(Data entries for graphics)
◇ ◇ ◇

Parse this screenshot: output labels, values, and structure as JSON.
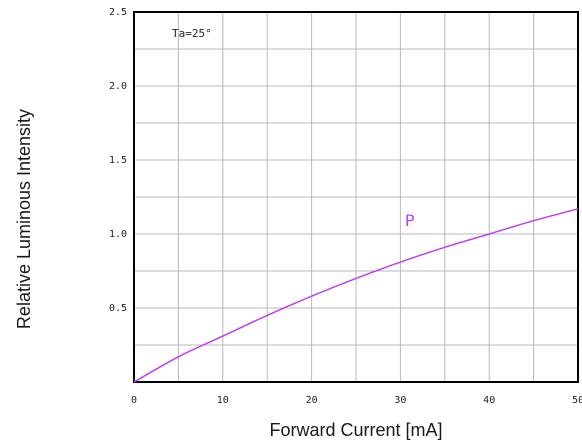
{
  "chart_data": {
    "type": "line",
    "xlabel": "Forward Current  [mA]",
    "ylabel": "Relative Luminous Intensity",
    "annotation": "Ta=25°",
    "xlim": [
      0,
      50
    ],
    "ylim": [
      0,
      2.5
    ],
    "x_ticks": [
      0,
      10,
      20,
      30,
      40,
      50
    ],
    "x_tick_labels": [
      "0",
      "10",
      "20",
      "30",
      "40",
      "50"
    ],
    "y_ticks": [
      0.5,
      1.0,
      1.5,
      2.0,
      2.5
    ],
    "y_tick_labels": [
      "0.5",
      "1.0",
      "1.5",
      "2.0",
      "2.5"
    ],
    "grid": true,
    "series_color": "#bf40f0",
    "series": [
      {
        "name": "P",
        "x": [
          0,
          5,
          10,
          15,
          20,
          25,
          30,
          35,
          40,
          45,
          50
        ],
        "y": [
          0,
          0.17,
          0.31,
          0.45,
          0.58,
          0.7,
          0.81,
          0.91,
          1.0,
          1.09,
          1.17
        ]
      }
    ]
  }
}
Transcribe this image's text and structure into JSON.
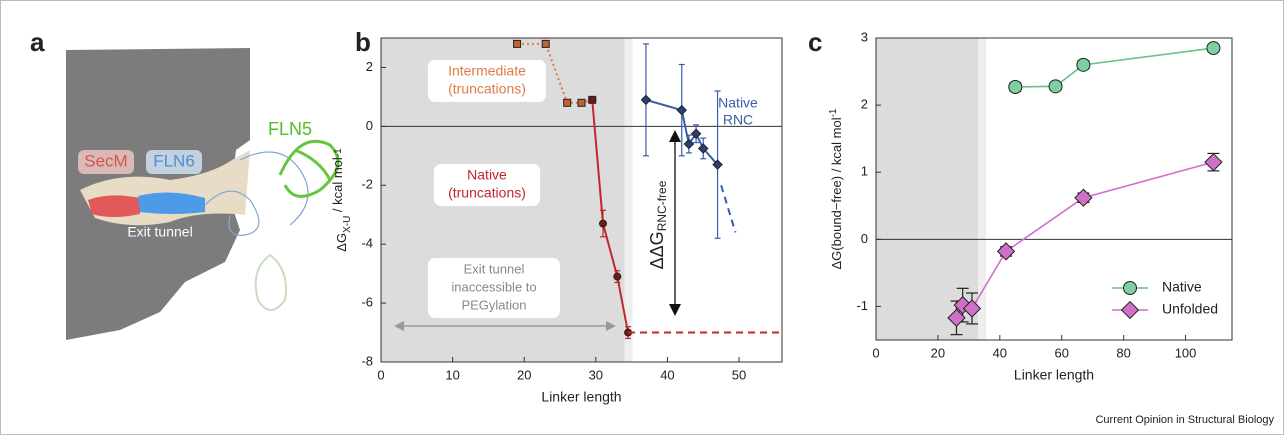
{
  "panel_labels": [
    "a",
    "b",
    "c"
  ],
  "panel_a": {
    "labels": [
      "SecM",
      "FLN6",
      "FLN5",
      "Exit tunnel"
    ]
  },
  "chart_data": [
    {
      "type": "line",
      "x_label": "Linker length",
      "y_label": {
        "text": "ΔG",
        "sub": "X-U",
        "unit": " / kcal mol",
        "sup": "-1"
      },
      "xlim": [
        0,
        56
      ],
      "xticks": [
        0,
        10,
        20,
        30,
        40,
        50
      ],
      "ylim": [
        -8,
        3
      ],
      "yticks": [
        -8,
        -6,
        -4,
        -2,
        0,
        2
      ],
      "shade": [
        0,
        34
      ],
      "zero_line": true,
      "series": [
        {
          "color": "#e07a45",
          "marker": "square",
          "marker_color": "#c8602e",
          "line_style": "dotted",
          "x": [
            19,
            23,
            26,
            28,
            29.5
          ],
          "values": [
            2.8,
            2.8,
            0.8,
            0.8,
            0.9
          ],
          "errors": [
            0.05,
            0.05,
            0.1,
            0.1,
            0.1
          ]
        },
        {
          "color": "#c0282d",
          "marker": "circle",
          "marker_color": "#7a1518",
          "line_style": "solid",
          "x": [
            29.5,
            31,
            33,
            34.5
          ],
          "values": [
            0.9,
            -3.3,
            -5.1,
            -7.0
          ],
          "errors": [
            0.1,
            0.45,
            0.2,
            0.2
          ]
        },
        {
          "color": "#c0282d",
          "marker": "none",
          "line_style": "dashed",
          "x": [
            34.5,
            56
          ],
          "values": [
            -7,
            -7
          ]
        },
        {
          "color": "#3a5ea8",
          "marker": "diamond",
          "marker_color": "#2a3f78",
          "line_style": "solid",
          "x": [
            37,
            42,
            43,
            44,
            45,
            47
          ],
          "values": [
            0.9,
            0.55,
            -0.6,
            -0.25,
            -0.75,
            -1.3
          ],
          "errors": [
            1.9,
            1.55,
            0.3,
            0.3,
            0.35,
            2.5
          ]
        },
        {
          "color": "#3a5ea8",
          "marker": "none",
          "line_style": "dashed",
          "x": [
            47.5,
            49.5
          ],
          "values": [
            -2.0,
            -3.6
          ]
        }
      ],
      "annotations": {
        "intermediate": [
          "Intermediate",
          "(truncations)"
        ],
        "native_truncations": [
          "Native",
          "(truncations)"
        ],
        "native_rnc": [
          "Native",
          "RNC"
        ],
        "ddg": {
          "text": "ΔΔG",
          "sub": "RNC-free"
        },
        "exit_tunnel": [
          "Exit tunnel",
          "inaccessible to",
          "PEGylation"
        ]
      }
    },
    {
      "type": "line",
      "x_label": "Linker length",
      "y_label": {
        "text": "ΔG(bound−free) / kcal mol",
        "sup": "-1"
      },
      "xlim": [
        0,
        115
      ],
      "xticks": [
        0,
        20,
        40,
        60,
        80,
        100
      ],
      "ylim": [
        -1.5,
        3
      ],
      "yticks": [
        -1,
        0,
        1,
        2,
        3
      ],
      "shade": [
        0,
        33
      ],
      "zero_line": true,
      "legend": "lower right",
      "series": [
        {
          "name": "Native",
          "color": "#6cc08b",
          "marker": "circle",
          "marker_color": "#7fd0a0",
          "error_color": "#222222",
          "line_style": "solid",
          "x": [
            45,
            58,
            67,
            109
          ],
          "values": [
            2.27,
            2.28,
            2.6,
            2.85
          ],
          "errors": [
            0.06,
            0.05,
            0.06,
            0.05
          ]
        },
        {
          "name": "Unfolded",
          "color": "#d26ccf",
          "marker": "diamond",
          "marker_color": "#d070c8",
          "error_color": "#222222",
          "line_style": "solid",
          "x": [
            26,
            28,
            31,
            42,
            67,
            109
          ],
          "values": [
            -1.17,
            -0.98,
            -1.03,
            -0.18,
            0.62,
            1.15
          ],
          "errors": [
            0.25,
            0.25,
            0.23,
            0.07,
            0.07,
            0.13
          ]
        }
      ]
    }
  ],
  "credit": "Current Opinion in Structural Biology"
}
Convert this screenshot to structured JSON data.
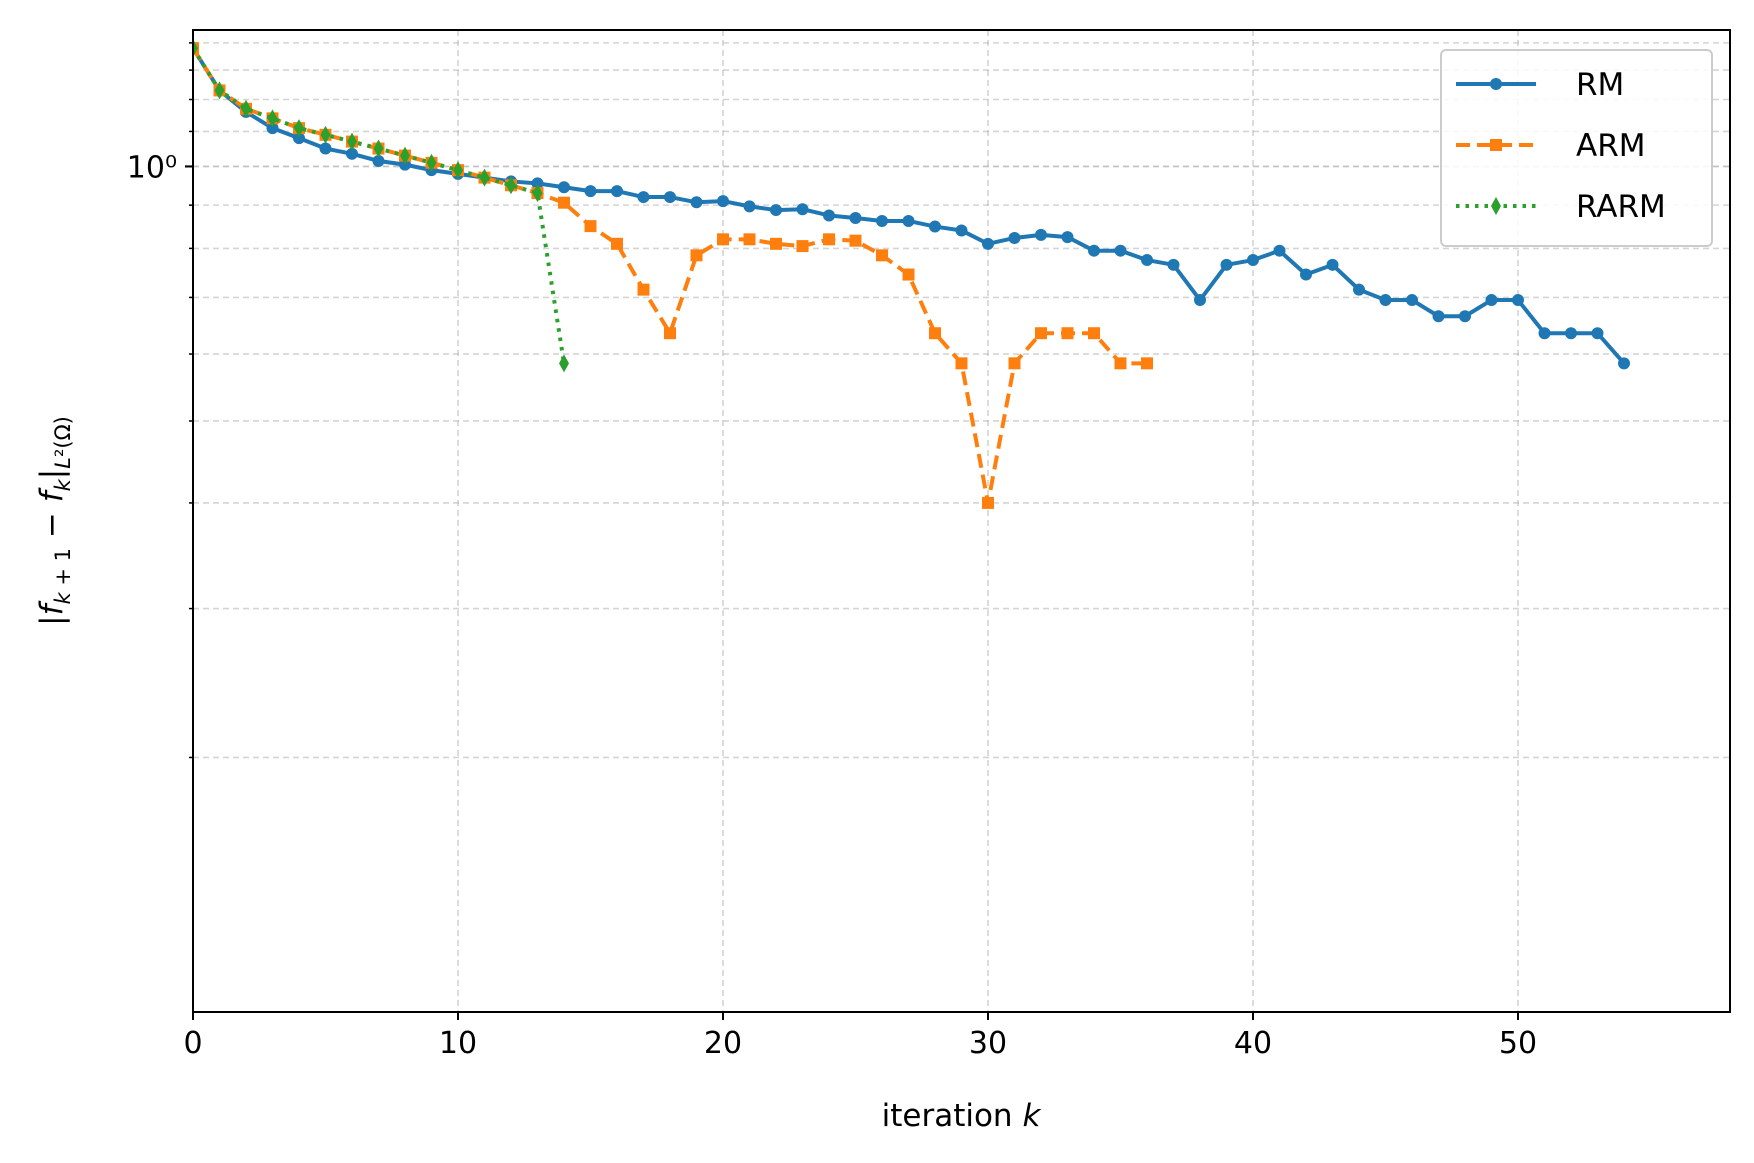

◇ ◇ ◇

Your copy should match the entries exactly, minus the pictures.

Parse this screenshot: output labels, values, and structure as JSON.
{
  "chart_data": {
    "type": "line",
    "xlabel": "Forward Current  [mA]",
    "ylabel": "Relative Luminous Intensity",
    "annotation": "Ta=25°",
    "xlim": [
      0,
      50
    ],
    "ylim": [
      0,
      2.5
    ],
    "x_ticks": [
      0,
      10,
      20,
      30,
      40,
      50
    ],
    "x_tick_labels": [
      "0",
      "10",
      "20",
      "30",
      "40",
      "50"
    ],
    "y_ticks": [
      0.5,
      1.0,
      1.5,
      2.0,
      2.5
    ],
    "y_tick_labels": [
      "0.5",
      "1.0",
      "1.5",
      "2.0",
      "2.5"
    ],
    "grid": true,
    "series_color": "#bf40f0",
    "series": [
      {
        "name": "P",
        "x": [
          0,
          5,
          10,
          15,
          20,
          25,
          30,
          35,
          40,
          45,
          50
        ],
        "y": [
          0,
          0.17,
          0.31,
          0.45,
          0.58,
          0.7,
          0.81,
          0.91,
          1.0,
          1.09,
          1.17
        ]
      }
    ]
  }
}
Transcribe this image's text and structure into JSON.
{
  "panel_labels": [
    "a",
    "b",
    "c"
  ],
  "panel_a": {
    "labels": [
      "SecM",
      "FLN6",
      "FLN5",
      "Exit tunnel"
    ]
  },
  "chart_data": [
    {
      "type": "line",
      "x_label": "Linker length",
      "y_label": {
        "text": "ΔG",
        "sub": "X-U",
        "unit": " / kcal mol",
        "sup": "-1"
      },
      "xlim": [
        0,
        56
      ],
      "xticks": [
        0,
        10,
        20,
        30,
        40,
        50
      ],
      "ylim": [
        -8,
        3
      ],
      "yticks": [
        -8,
        -6,
        -4,
        -2,
        0,
        2
      ],
      "shade": [
        0,
        34
      ],
      "zero_line": true,
      "series": [
        {
          "color": "#e07a45",
          "marker": "square",
          "marker_color": "#c8602e",
          "line_style": "dotted",
          "x": [
            19,
            23,
            26,
            28,
            29.5
          ],
          "values": [
            2.8,
            2.8,
            0.8,
            0.8,
            0.9
          ],
          "errors": [
            0.05,
            0.05,
            0.1,
            0.1,
            0.1
          ]
        },
        {
          "color": "#c0282d",
          "marker": "circle",
          "marker_color": "#7a1518",
          "line_style": "solid",
          "x": [
            29.5,
            31,
            33,
            34.5
          ],
          "values": [
            0.9,
            -3.3,
            -5.1,
            -7.0
          ],
          "errors": [
            0.1,
            0.45,
            0.2,
            0.2
          ]
        },
        {
          "color": "#c0282d",
          "marker": "none",
          "line_style": "dashed",
          "x": [
            34.5,
            56
          ],
          "values": [
            -7,
            -7
          ]
        },
        {
          "color": "#3a5ea8",
          "marker": "diamond",
          "marker_color": "#2a3f78",
          "line_style": "solid",
          "x": [
            37,
            42,
            43,
            44,
            45,
            47
          ],
          "values": [
            0.9,
            0.55,
            -0.6,
            -0.25,
            -0.75,
            -1.3
          ],
          "errors": [
            1.9,
            1.55,
            0.3,
            0.3,
            0.35,
            2.5
          ]
        },
        {
          "color": "#3a5ea8",
          "marker": "none",
          "line_style": "dashed",
          "x": [
            47.5,
            49.5
          ],
          "values": [
            -2.0,
            -3.6
          ]
        }
      ],
      "annotations": {
        "intermediate": [
          "Intermediate",
          "(truncations)"
        ],
        "native_truncations": [
          "Native",
          "(truncations)"
        ],
        "native_rnc": [
          "Native",
          "RNC"
        ],
        "ddg": {
          "text": "ΔΔG",
          "sub": "RNC-free"
        },
        "exit_tunnel": [
          "Exit tunnel",
          "inaccessible to",
          "PEGylation"
        ]
      }
    },
    {
      "type": "line",
      "x_label": "Linker length",
      "y_label": {
        "text": "ΔG(bound−free) / kcal mol",
        "sup": "-1"
      },
      "xlim": [
        0,
        115
      ],
      "xticks": [
        0,
        20,
        40,
        60,
        80,
        100
      ],
      "ylim": [
        -1.5,
        3
      ],
      "yticks": [
        -1,
        0,
        1,
        2,
        3
      ],
      "shade": [
        0,
        33
      ],
      "zero_line": true,
      "legend": "lower right",
      "series": [
        {
          "name": "Native",
          "color": "#6cc08b",
          "marker": "circle",
          "marker_color": "#7fd0a0",
          "error_color": "#222222",
          "line_style": "solid",
          "x": [
            45,
            58,
            67,
            109
          ],
          "values": [
            2.27,
            2.28,
            2.6,
            2.85
          ],
          "errors": [
            0.06,
            0.05,
            0.06,
            0.05
          ]
        },
        {
          "name": "Unfolded",
          "color": "#d26ccf",
          "marker": "diamond",
          "marker_color": "#d070c8",
          "error_color": "#222222",
          "line_style": "solid",
          "x": [
            26,
            28,
            31,
            42,
            67,
            109
          ],
          "values": [
            -1.17,
            -0.98,
            -1.03,
            -0.18,
            0.62,
            1.15
          ],
          "errors": [
            0.25,
            0.25,
            0.23,
            0.07,
            0.07,
            0.13
          ]
        }
      ]
    }
  ],
  "credit": "Current Opinion in Structural Biology"
}
Convert this screenshot to structured JSON data.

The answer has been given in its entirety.